- **What is expected**: All the data should come back exactly as it was given.

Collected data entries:
* Begin *

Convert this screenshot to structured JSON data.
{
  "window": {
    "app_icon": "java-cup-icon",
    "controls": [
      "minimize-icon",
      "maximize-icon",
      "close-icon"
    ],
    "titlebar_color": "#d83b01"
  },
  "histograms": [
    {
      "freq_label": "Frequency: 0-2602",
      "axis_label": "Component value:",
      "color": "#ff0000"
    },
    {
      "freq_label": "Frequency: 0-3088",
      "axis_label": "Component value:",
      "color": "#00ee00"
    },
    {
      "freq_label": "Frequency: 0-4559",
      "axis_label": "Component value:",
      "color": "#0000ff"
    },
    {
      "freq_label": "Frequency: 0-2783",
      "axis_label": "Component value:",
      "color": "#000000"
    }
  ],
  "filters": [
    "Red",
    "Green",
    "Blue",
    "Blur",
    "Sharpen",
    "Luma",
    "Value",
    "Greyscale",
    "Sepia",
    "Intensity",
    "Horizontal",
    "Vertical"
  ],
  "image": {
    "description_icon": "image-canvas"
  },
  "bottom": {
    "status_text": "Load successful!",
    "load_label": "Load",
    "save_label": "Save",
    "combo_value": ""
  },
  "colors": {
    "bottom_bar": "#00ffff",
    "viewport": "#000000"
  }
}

* End *

- **Exercise answer**:
Convert this screenshot to structured JSON data.
{
  "window": {
    "app_icon": "java-cup-icon",
    "controls": [
      "minimize-icon",
      "maximize-icon",
      "close-icon"
    ],
    "titlebar_color": "#d83b01"
  },
  "histograms": [
    {
      "freq_label": "Frequency: 0-2602",
      "axis_label": "Component value:",
      "color": "#ff0000"
    },
    {
      "freq_label": "Frequency: 0-3088",
      "axis_label": "Component value:",
      "color": "#00ee00"
    },
    {
      "freq_label": "Frequency: 0-4559",
      "axis_label": "Component value:",
      "color": "#0000ff"
    },
    {
      "freq_label": "Frequency: 0-2783",
      "axis_label": "Component value:",
      "color": "#000000"
    }
  ],
  "filters": [
    "Red",
    "Green",
    "Blue",
    "Blur",
    "Sharpen",
    "Luma",
    "Value",
    "Greyscale",
    "Sepia",
    "Intensity",
    "Horizontal",
    "Vertical"
  ],
  "image": {
    "description_icon": "image-canvas"
  },
  "bottom": {
    "status_text": "Load successful!",
    "load_label": "Load",
    "save_label": "Save",
    "combo_value": ""
  },
  "colors": {
    "bottom_bar": "#00ffff",
    "viewport": "#000000"
  }
}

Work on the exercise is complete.